== GEKOZEN FRAGMENT ==
De grote strijd
Welke strijd? Welke invloed heeft hij op ons? Welke gevaren brengt hij mee? Hoe kunnen wij ons er voor beveiligen?
HEBT u wel eens opgemerkt hoe Johannes zowel in het begin van zijn evangelie als van zijn eerste brief onthult dat er een geweldige strijd wordt gevoerd tussen duisternis en licht? Verwijzend naar de bron van alle licht zegt hij: „God is licht en er is in het geheel geen duisternis in eendracht met hem” (1 Joh. 1:5). Vervolgens schrijft hij over het Woord, Gods Zoon, die in de wereld werd gezonden en het middelpunt van het conflict werd: „Het licht schijnt in de duisternis, maar de duisternis heeft het niet overweldigd.” — Joh. 1:5.
Het betreft hier een strijdvraag die van universeel belang is en lang geleden tijdens het voormenselijke bestaan van Christus Jezus is gerezen. Er was nog een ander hemels schepsel bij betrokken, omdat dit schepsel de kostbare gave van een vrije wil — waardoor de met verstand begaafde schepping ver boven de dierlijke schepping wordt verheven — gebruikte, of eigenlijk misbruikte. Als overdekkende cherub was hem het toezicht in Eden gegeven en was hij op nog vele manieren speciaal begiftigd; hij zag nu de mogelijkheid de mens aan zich te onderwerpen, zodat ’s mensen dienst en aanbidding tot hem gericht zouden worden, ten koste van de loyaliteit en gehoorzaamheid jegens hun Schepper Jehovah. Hij speelde met dit idee, hetgeen hem er uiteindelijk toe bracht tegen de Allerhoogste in opstand te komen. Wat heeft dit echter te maken met een strijd tussen duisternis en licht? — Ezech. 28:13-17; Jak. 1:14.
God is de Schepper van het letterlijke of fysieke en het symbolische licht (2 Kor. 4:6). Licht wordt in de Schrift gebruikt als een symbool van de verlichting schenkende waarheid. Ja, „God is licht” en is „overvloedig in . . . waarheid” (1 Joh. 1:5; Ex. 34:6). In tegenstelling hiermee is duisternis een symbool van dwaling en leugen, waardoor verwarring, onwetendheid en verdorvenheid wordt veroorzaakt.

== DATASETRIJEN ==

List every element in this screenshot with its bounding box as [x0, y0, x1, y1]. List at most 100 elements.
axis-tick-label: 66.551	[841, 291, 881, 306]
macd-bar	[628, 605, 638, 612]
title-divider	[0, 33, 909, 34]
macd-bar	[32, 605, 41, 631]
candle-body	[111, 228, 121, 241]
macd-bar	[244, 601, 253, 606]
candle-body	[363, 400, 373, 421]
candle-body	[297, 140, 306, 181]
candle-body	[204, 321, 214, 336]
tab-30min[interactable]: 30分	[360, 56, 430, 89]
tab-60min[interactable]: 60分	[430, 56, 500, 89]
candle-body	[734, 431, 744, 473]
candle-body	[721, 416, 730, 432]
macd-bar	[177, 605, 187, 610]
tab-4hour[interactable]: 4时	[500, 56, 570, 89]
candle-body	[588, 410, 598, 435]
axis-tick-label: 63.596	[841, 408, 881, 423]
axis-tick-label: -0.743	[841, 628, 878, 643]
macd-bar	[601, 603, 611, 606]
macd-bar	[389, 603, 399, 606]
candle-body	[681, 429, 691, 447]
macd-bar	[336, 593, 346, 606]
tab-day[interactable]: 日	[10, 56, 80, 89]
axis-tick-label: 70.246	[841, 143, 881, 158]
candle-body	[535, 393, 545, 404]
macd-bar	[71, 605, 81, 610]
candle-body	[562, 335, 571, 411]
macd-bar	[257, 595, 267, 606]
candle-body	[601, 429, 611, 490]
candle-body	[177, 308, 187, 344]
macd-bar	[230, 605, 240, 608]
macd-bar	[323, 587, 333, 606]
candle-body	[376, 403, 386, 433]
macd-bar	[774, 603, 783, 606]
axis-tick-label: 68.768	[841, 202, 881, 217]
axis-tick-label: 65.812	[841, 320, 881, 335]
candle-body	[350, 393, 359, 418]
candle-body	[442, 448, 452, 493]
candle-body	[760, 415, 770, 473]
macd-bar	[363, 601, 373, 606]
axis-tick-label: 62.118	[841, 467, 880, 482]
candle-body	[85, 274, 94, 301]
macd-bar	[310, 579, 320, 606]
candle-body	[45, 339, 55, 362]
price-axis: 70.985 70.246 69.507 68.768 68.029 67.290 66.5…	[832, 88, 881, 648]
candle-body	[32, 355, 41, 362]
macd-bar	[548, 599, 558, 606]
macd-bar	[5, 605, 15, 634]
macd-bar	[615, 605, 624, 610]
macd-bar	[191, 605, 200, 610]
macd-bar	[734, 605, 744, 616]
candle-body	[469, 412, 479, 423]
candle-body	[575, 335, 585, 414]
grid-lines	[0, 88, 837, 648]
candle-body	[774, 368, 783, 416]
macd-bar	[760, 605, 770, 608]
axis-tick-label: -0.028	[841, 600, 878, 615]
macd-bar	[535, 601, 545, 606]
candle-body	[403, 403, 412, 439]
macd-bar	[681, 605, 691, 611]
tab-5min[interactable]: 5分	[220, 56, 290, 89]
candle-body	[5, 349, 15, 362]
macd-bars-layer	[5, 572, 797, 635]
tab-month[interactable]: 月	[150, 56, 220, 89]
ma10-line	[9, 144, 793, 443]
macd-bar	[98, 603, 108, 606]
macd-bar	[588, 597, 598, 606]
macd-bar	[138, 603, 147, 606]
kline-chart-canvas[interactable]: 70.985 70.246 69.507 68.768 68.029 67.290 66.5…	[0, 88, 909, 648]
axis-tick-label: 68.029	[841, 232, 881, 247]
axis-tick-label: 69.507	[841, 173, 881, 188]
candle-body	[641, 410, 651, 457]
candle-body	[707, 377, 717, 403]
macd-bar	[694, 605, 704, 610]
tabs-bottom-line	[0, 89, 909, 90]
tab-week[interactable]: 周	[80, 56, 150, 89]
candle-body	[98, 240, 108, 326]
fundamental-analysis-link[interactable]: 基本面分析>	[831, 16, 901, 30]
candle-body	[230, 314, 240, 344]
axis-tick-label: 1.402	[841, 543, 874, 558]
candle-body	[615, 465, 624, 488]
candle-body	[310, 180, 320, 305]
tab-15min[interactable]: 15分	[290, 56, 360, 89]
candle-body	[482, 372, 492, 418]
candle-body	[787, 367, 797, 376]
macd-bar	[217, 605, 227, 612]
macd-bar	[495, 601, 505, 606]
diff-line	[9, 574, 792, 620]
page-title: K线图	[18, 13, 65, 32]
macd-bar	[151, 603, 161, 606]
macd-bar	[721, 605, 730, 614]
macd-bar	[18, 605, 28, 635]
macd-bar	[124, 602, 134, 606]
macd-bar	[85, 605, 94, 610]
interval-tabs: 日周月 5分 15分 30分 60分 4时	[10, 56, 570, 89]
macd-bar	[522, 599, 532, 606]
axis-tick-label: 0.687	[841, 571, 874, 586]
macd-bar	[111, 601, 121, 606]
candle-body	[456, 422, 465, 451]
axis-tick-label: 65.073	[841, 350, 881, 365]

== KORTE OPDRACHT 1 ==
Herhaal letterlijk het deel van het fragment over de strijd tussen licht en duisternis tussen "God is de Schepper" en "verdorvenheid wordt veroorzaakt.", beide inbegrepen.
== KORTE OPDRACHT 2 ==
Ga door met het fragment over de strijd tussen licht en duisternis en sluit aan op de laatste zin.
Voor wat hier gevraagd wordt, doen de rijen niet ter zake.

== SCHRIFTELIJK ANTWOORD 1 ==
God is de Schepper van het letterlijke of fysieke en het symbolische licht (2 Kor. 4:6). Licht wordt in de Schrift gebruikt als een symbool van de verlichting schenkende waarheid. Ja, „God is licht” en is „overvloedig in . . . waarheid” (1 Joh. 1:5; Ex. 34:6). In tegenstelling hiermee is duisternis een symbool van dwaling en leugen, waardoor verwarring, onwetendheid en verdorvenheid wordt veroorzaakt.

== SCHRIFTELIJK ANTWOORD 2 ==
Ga in uw geest nog eens na hoe de strijd in Eden begon. God gaf verlichting en een duidelijk bevel met betrekking tot „de boom der kennis van goed en kwaad,” en zowel Adam als Eva wisten wat de consequenties zouden zijn wanneer zij dat bevel in de wind zouden slaan. Toen verscheen de vijand ten tonele, echter niet als een vijand, maar als een slimme, schrandere vriend, die zich via de slang tot hen richtte. Hij beloofde eveneens verlichting, terwijl hij bedektelijk te kennen gaf dat God hen iets had onthouden (Gen. 2:17; 3:5). Eva werd door des vijands arglistigheid verlokt en haar geest werd verdorven zodat die afweek van zijn vroegere oprechtheid en eerbaarheid. Zij was niet langer veilig en bewandelde niet de rechte weg in het licht van Gods gunst, maar werd de dupe van Satan en strompelde voort op een zijweg, naar „het land der duisternis en de schaduw des doods” (Job 10:21, Lu). Wij kunnen ons derhalve beveiligen wanneer wij te weten kunnen komen hoe Satan schepselen onder zijn macht tracht te brengen, zich daarbij ’in een engel des lichts veranderend.’ Zijn dienaren doen als bedrieglijke werkers precies hetzelfde. — 2 Kor. 11:3, 13-15.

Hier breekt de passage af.